Strip the pictures and reproduce the rest of the listing exactly.

**Data records:**
□ □ □ □

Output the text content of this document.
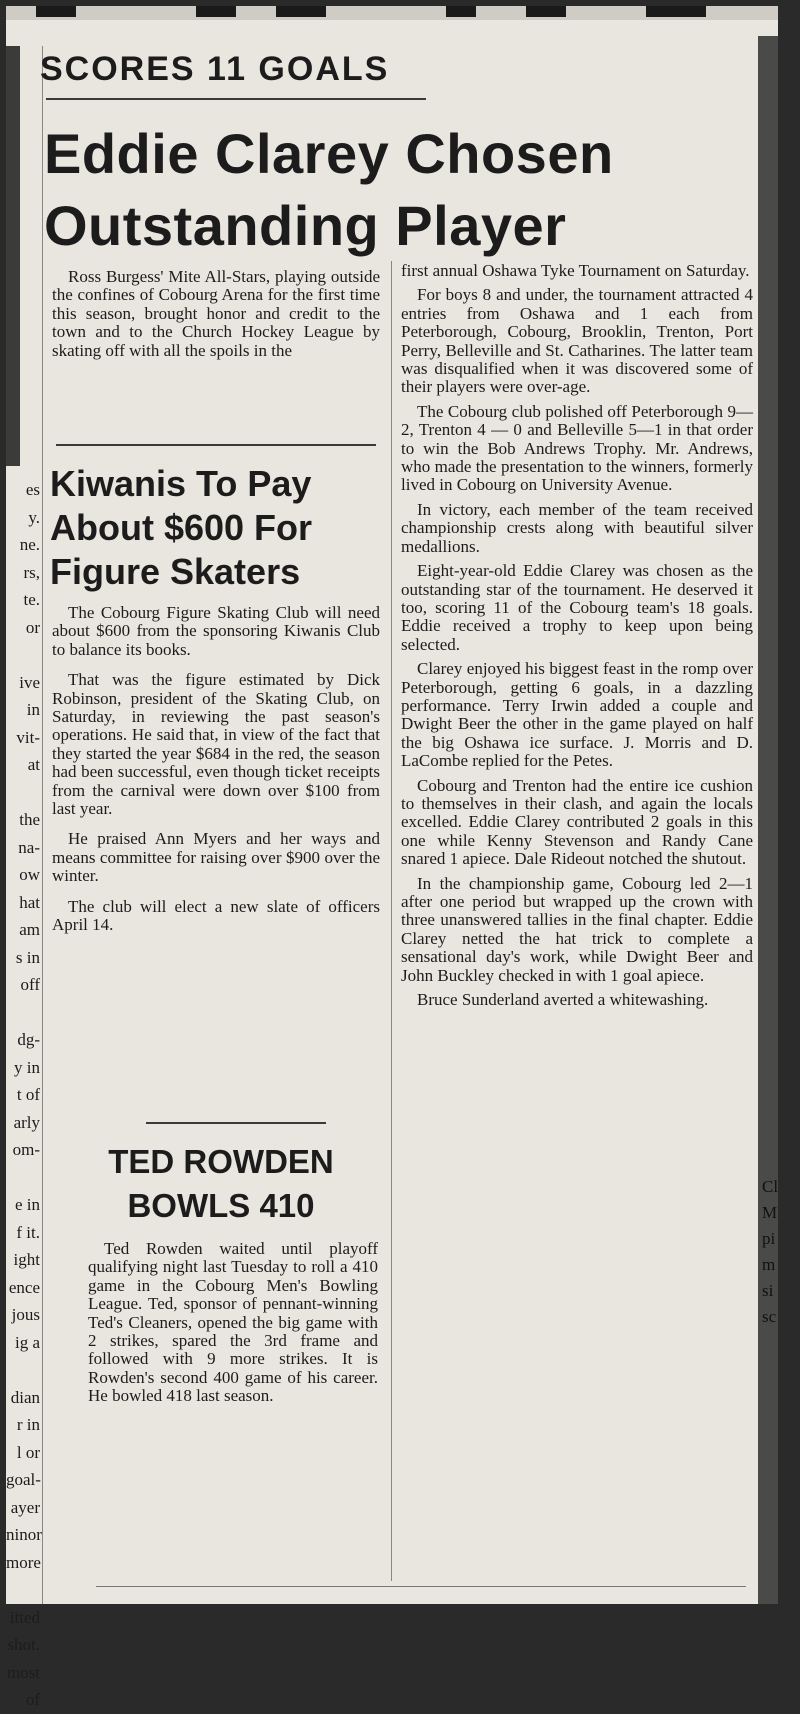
es
y.
ne.
rs,
te.
or

ive
in
vit-
at

the
na-
ow
hat
am
s in
off

dg-
y in
t of
arly
om-

e in
f it.
ight
ence
jous
ig a

dian
r in
l or
goal-
ayer
ninor
more

itted
shot.
most
of
SCORES 11 GOALS
Eddie Clarey Chosen Outstanding Player

Ross Burgess' Mite All-Stars, playing outside the confines of Cobourg Arena for the first time this season, brought honor and credit to the town and to the Church Hockey League by skating off with all the spoils in the

Kiwanis To Pay About $600 For Figure Skaters

The Cobourg Figure Skating Club will need about $600 from the sponsoring Kiwanis Club to balance its books.

That was the figure estimated by Dick Robinson, president of the Skating Club, on Saturday, in reviewing the past season's operations. He said that, in view of the fact that they started the year $684 in the red, the season had been successful, even though ticket receipts from the carnival were down over $100 from last year.

He praised Ann Myers and her ways and means committee for raising over $900 over the winter.

The club will elect a new slate of officers April 14.

TED ROWDEN BOWLS 410

Ted Rowden waited until playoff qualifying night last Tuesday to roll a 410 game in the Cobourg Men's Bowling League. Ted, sponsor of pennant-winning Ted's Cleaners, opened the big game with 2 strikes, spared the 3rd frame and followed with 9 more strikes. It is Rowden's second 400 game of his career. He bowled 418 last season.

first annual Oshawa Tyke Tournament on Saturday.

For boys 8 and under, the tournament attracted 4 entries from Oshawa and 1 each from Peterborough, Cobourg, Brooklin, Trenton, Port Perry, Belleville and St. Catharines. The latter team was disqualified when it was discovered some of their players were over-age.

The Cobourg club polished off Peterborough 9—2, Trenton 4 — 0 and Belleville 5—1 in that order to win the Bob Andrews Trophy. Mr. Andrews, who made the presentation to the winners, formerly lived in Cobourg on University Avenue.

In victory, each member of the team received championship crests along with beautiful silver medallions.

Eight-year-old Eddie Clarey was chosen as the outstanding star of the tournament. He deserved it too, scoring 11 of the Cobourg team's 18 goals. Eddie received a trophy to keep upon being selected.

Clarey enjoyed his biggest feast in the romp over Peterborough, getting 6 goals, in a dazzling performance. Terry Irwin added a couple and Dwight Beer the other in the game played on half the big Oshawa ice surface. J. Morris and D. LaCombe replied for the Petes.

Cobourg and Trenton had the entire ice cushion to themselves in their clash, and again the locals excelled. Eddie Clarey contributed 2 goals in this one while Kenny Stevenson and Randy Cane snared 1 apiece. Dale Rideout notched the shutout.

In the championship game, Cobourg led 2—1 after one period but wrapped up the crown with three unanswered tallies in the final chapter. Eddie Clarey netted the hat trick to complete a sensational day's work, while Dwight Beer and John Buckley checked in with 1 goal apiece.

Bruce Sunderland averted a whitewashing.

Cl
M
pi
m
si
sc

□ □ □ □

**FINISHED EXERCISE:**
Output the text content of this document.
es
y.
ne.
rs,
te.
or

ive
in
vit-
at

the
na-
ow
hat
am
s in
off

dg-
y in
t of
arly
om-

e in
f it.
ight
ence
jous
ig a

dian
r in
l or
goal-
ayer
ninor
more

itted
shot.
most
of
SCORES 11 GOALS
Eddie Clarey Chosen Outstanding Player

Ross Burgess' Mite All-Stars, playing outside the confines of Cobourg Arena for the first time this season, brought honor and credit to the town and to the Church Hockey League by skating off with all the spoils in the

Kiwanis To Pay About $600 For Figure Skaters

The Cobourg Figure Skating Club will need about $600 from the sponsoring Kiwanis Club to balance its books.

That was the figure estimated by Dick Robinson, president of the Skating Club, on Saturday, in reviewing the past season's operations. He said that, in view of the fact that they started the year $684 in the red, the season had been successful, even though ticket receipts from the carnival were down over $100 from last year.

He praised Ann Myers and her ways and means committee for raising over $900 over the winter.

The club will elect a new slate of officers April 14.

TED ROWDEN BOWLS 410

Ted Rowden waited until playoff qualifying night last Tuesday to roll a 410 game in the Cobourg Men's Bowling League. Ted, sponsor of pennant-winning Ted's Cleaners, opened the big game with 2 strikes, spared the 3rd frame and followed with 9 more strikes. It is Rowden's second 400 game of his career. He bowled 418 last season.

first annual Oshawa Tyke Tournament on Saturday.

For boys 8 and under, the tournament attracted 4 entries from Oshawa and 1 each from Peterborough, Cobourg, Brooklin, Trenton, Port Perry, Belleville and St. Catharines. The latter team was disqualified when it was discovered some of their players were over-age.

The Cobourg club polished off Peterborough 9—2, Trenton 4 — 0 and Belleville 5—1 in that order to win the Bob Andrews Trophy. Mr. Andrews, who made the presentation to the winners, formerly lived in Cobourg on University Avenue.

In victory, each member of the team received championship crests along with beautiful silver medallions.

Eight-year-old Eddie Clarey was chosen as the outstanding star of the tournament. He deserved it too, scoring 11 of the Cobourg team's 18 goals. Eddie received a trophy to keep upon being selected.

Clarey enjoyed his biggest feast in the romp over Peterborough, getting 6 goals, in a dazzling performance. Terry Irwin added a couple and Dwight Beer the other in the game played on half the big Oshawa ice surface. J. Morris and D. LaCombe replied for the Petes.

Cobourg and Trenton had the entire ice cushion to themselves in their clash, and again the locals excelled. Eddie Clarey contributed 2 goals in this one while Kenny Stevenson and Randy Cane snared 1 apiece. Dale Rideout notched the shutout.

In the championship game, Cobourg led 2—1 after one period but wrapped up the crown with three unanswered tallies in the final chapter. Eddie Clarey netted the hat trick to complete a sensational day's work, while Dwight Beer and John Buckley checked in with 1 goal apiece.

Bruce Sunderland averted a whitewashing.

Cl
M
pi
m
si
sc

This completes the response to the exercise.